(INPUT ROWS)
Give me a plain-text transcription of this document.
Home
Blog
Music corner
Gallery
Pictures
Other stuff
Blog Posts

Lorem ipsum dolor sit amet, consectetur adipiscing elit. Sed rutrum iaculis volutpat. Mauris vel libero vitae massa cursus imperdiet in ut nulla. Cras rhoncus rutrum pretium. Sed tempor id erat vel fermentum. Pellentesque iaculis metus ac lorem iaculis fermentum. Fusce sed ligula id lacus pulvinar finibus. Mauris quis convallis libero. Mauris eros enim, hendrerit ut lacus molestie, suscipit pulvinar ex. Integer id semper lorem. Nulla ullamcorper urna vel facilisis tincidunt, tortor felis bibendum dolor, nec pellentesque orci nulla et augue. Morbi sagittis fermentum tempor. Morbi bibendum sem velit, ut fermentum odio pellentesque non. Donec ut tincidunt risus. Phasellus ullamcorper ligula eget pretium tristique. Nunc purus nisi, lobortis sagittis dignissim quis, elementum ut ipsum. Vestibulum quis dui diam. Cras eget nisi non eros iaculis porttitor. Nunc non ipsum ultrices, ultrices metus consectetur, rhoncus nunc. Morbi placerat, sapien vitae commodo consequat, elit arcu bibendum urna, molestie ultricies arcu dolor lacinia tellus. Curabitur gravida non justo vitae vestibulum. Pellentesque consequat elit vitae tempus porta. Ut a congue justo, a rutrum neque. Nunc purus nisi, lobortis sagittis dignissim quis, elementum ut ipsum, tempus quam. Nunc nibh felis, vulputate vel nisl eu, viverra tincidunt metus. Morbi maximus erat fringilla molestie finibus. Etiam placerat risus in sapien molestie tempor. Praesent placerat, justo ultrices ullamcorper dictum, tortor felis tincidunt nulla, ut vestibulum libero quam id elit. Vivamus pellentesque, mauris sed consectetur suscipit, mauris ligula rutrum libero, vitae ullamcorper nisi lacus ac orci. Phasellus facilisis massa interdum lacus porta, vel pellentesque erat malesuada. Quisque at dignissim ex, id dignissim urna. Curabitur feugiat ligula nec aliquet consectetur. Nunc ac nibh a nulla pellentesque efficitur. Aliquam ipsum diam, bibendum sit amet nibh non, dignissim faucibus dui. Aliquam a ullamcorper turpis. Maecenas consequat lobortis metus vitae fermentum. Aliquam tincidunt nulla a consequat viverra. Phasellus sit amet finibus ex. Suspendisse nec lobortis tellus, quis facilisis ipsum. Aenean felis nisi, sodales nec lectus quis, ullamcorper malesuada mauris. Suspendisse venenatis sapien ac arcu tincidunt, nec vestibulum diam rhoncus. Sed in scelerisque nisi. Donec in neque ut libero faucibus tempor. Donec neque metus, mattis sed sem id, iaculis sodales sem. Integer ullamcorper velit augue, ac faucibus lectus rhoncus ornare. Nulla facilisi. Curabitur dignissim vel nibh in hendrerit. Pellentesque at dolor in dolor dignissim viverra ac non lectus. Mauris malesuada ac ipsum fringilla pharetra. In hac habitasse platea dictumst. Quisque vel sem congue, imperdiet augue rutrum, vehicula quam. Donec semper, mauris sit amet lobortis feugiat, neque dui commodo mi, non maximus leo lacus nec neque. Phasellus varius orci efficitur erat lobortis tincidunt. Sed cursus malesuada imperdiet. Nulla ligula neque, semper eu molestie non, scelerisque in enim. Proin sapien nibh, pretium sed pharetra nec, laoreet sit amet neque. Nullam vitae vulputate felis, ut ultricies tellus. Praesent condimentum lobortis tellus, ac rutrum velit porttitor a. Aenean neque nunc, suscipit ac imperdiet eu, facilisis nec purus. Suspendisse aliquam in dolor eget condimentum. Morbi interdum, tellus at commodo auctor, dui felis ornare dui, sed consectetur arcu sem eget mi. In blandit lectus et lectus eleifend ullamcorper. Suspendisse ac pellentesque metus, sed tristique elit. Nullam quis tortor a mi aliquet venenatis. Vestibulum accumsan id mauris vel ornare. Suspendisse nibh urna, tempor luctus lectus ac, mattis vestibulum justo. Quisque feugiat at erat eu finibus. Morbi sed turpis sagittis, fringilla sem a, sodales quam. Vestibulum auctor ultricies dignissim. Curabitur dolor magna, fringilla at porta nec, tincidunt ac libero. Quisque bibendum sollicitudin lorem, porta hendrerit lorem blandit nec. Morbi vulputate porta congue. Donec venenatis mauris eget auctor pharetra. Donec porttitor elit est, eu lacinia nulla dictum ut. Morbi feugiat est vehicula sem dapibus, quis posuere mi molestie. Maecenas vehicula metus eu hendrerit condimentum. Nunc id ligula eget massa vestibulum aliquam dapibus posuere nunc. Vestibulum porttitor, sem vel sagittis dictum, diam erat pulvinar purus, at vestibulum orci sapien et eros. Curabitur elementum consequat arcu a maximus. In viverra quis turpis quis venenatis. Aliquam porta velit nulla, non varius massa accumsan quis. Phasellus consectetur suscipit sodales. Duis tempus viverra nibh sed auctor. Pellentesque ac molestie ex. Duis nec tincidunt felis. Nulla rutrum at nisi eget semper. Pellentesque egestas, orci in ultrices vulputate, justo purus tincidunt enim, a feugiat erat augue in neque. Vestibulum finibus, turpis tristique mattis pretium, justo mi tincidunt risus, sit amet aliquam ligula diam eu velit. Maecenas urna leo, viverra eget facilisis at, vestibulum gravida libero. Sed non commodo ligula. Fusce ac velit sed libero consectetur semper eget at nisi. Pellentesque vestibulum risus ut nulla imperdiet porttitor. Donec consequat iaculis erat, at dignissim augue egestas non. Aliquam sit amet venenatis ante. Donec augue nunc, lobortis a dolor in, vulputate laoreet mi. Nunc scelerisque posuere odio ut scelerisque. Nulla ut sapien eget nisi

(WHAT THE TASK REQUIRES)
Print out every entry, keeping each one exact.

(TASK ANSWER)
Give me a plain-text transcription of this document.
Home
Blog
Music corner
Gallery
Pictures
Other stuff
Blog Posts

Lorem ipsum dolor sit amet, consectetur adipiscing elit. Sed rutrum iaculis volutpat. Mauris vel libero vitae massa cursus imperdiet in ut nulla. Cras rhoncus rutrum pretium. Sed tempor id erat vel fermentum. Pellentesque iaculis metus ac lorem iaculis fermentum. Fusce sed ligula id lacus pulvinar finibus. Mauris quis convallis libero. Mauris eros enim, hendrerit ut lacus molestie, suscipit pulvinar ex. Integer id semper lorem. Nulla ullamcorper urna vel facilisis tincidunt, tortor felis bibendum dolor, nec pellentesque orci nulla et augue. Morbi sagittis fermentum tempor. Morbi bibendum sem velit, ut fermentum odio pellentesque non. Donec ut tincidunt risus. Phasellus ullamcorper ligula eget pretium tristique. Nunc purus nisi, lobortis sagittis dignissim quis, elementum ut ipsum. Vestibulum quis dui diam. Cras eget nisi non eros iaculis porttitor. Nunc non ipsum ultrices, ultrices metus consectetur, rhoncus nunc. Morbi placerat, sapien vitae commodo consequat, elit arcu bibendum urna, molestie ultricies arcu dolor lacinia tellus. Curabitur gravida non justo vitae vestibulum. Pellentesque consequat elit vitae tempus porta. Ut a congue justo, a rutrum neque. Nunc purus nisi, lobortis sagittis dignissim quis, elementum ut ipsum, tempus quam. Nunc nibh felis, vulputate vel nisl eu, viverra tincidunt metus. Morbi maximus erat fringilla molestie finibus. Etiam placerat risus in sapien molestie tempor. Praesent placerat, justo ultrices ullamcorper dictum, tortor felis tincidunt nulla, ut vestibulum libero quam id elit. Vivamus pellentesque, mauris sed consectetur suscipit, mauris ligula rutrum libero, vitae ullamcorper nisi lacus ac orci. Phasellus facilisis massa interdum lacus porta, vel pellentesque erat malesuada. Quisque at dignissim ex, id dignissim urna. Curabitur feugiat ligula nec aliquet consectetur. Nunc ac nibh a nulla pellentesque efficitur. Aliquam ipsum diam, bibendum sit amet nibh non, dignissim faucibus dui. Aliquam a ullamcorper turpis. Maecenas consequat lobortis metus vitae fermentum. Aliquam tincidunt nulla a consequat viverra. Phasellus sit amet finibus ex. Suspendisse nec lobortis tellus, quis facilisis ipsum. Aenean felis nisi, sodales nec lectus quis, ullamcorper malesuada mauris. Suspendisse venenatis sapien ac arcu tincidunt, nec vestibulum diam rhoncus. Sed in scelerisque nisi. Donec in neque ut libero faucibus tempor. Donec neque metus, mattis sed sem id, iaculis sodales sem. Integer ullamcorper velit augue, ac faucibus lectus rhoncus ornare. Nulla facilisi. Curabitur dignissim vel nibh in hendrerit. Pellentesque at dolor in dolor dignissim viverra ac non lectus. Mauris malesuada ac ipsum fringilla pharetra. In hac habitasse platea dictumst. Quisque vel sem congue, imperdiet augue rutrum, vehicula quam. Donec semper, mauris sit amet lobortis feugiat, neque dui commodo mi, non maximus leo lacus nec neque. Phasellus varius orci efficitur erat lobortis tincidunt. Sed cursus malesuada imperdiet. Nulla ligula neque, semper eu molestie non, scelerisque in enim. Proin sapien nibh, pretium sed pharetra nec, laoreet sit amet neque. Nullam vitae vulputate felis, ut ultricies tellus. Praesent condimentum lobortis tellus, ac rutrum velit porttitor a. Aenean neque nunc, suscipit ac imperdiet eu, facilisis nec purus. Suspendisse aliquam in dolor eget condimentum. Morbi interdum, tellus at commodo auctor, dui felis ornare dui, sed consectetur arcu sem eget mi. In blandit lectus et lectus eleifend ullamcorper. Suspendisse ac pellentesque metus, sed tristique elit. Nullam quis tortor a mi aliquet venenatis. Vestibulum accumsan id mauris vel ornare. Suspendisse nibh urna, tempor luctus lectus ac, mattis vestibulum justo. Quisque feugiat at erat eu finibus. Morbi sed turpis sagittis, fringilla sem a, sodales quam. Vestibulum auctor ultricies dignissim. Curabitur dolor magna, fringilla at porta nec, tincidunt ac libero. Quisque bibendum sollicitudin lorem, porta hendrerit lorem blandit nec. Morbi vulputate porta congue. Donec venenatis mauris eget auctor pharetra. Donec porttitor elit est, eu lacinia nulla dictum ut. Morbi feugiat est vehicula sem dapibus, quis posuere mi molestie. Maecenas vehicula metus eu hendrerit condimentum. Nunc id ligula eget massa vestibulum aliquam dapibus posuere nunc. Vestibulum porttitor, sem vel sagittis dictum, diam erat pulvinar purus, at vestibulum orci sapien et eros. Curabitur elementum consequat arcu a maximus. In viverra quis turpis quis venenatis. Aliquam porta velit nulla, non varius massa accumsan quis. Phasellus consectetur suscipit sodales. Duis tempus viverra nibh sed auctor. Pellentesque ac molestie ex. Duis nec tincidunt felis. Nulla rutrum at nisi eget semper. Pellentesque egestas, orci in ultrices vulputate, justo purus tincidunt enim, a feugiat erat augue in neque. Vestibulum finibus, turpis tristique mattis pretium, justo mi tincidunt risus, sit amet aliquam ligula diam eu velit. Maecenas urna leo, viverra eget facilisis at, vestibulum gravida libero. Sed non commodo ligula. Fusce ac velit sed libero consectetur semper eget at nisi. Pellentesque vestibulum risus ut nulla imperdiet porttitor. Donec consequat iaculis erat, at dignissim augue egestas non. Aliquam sit amet venenatis ante. Donec augue nunc, lobortis a dolor in, vulputate laoreet mi. Nunc scelerisque posuere odio ut scelerisque. Nulla ut sapien eget nisi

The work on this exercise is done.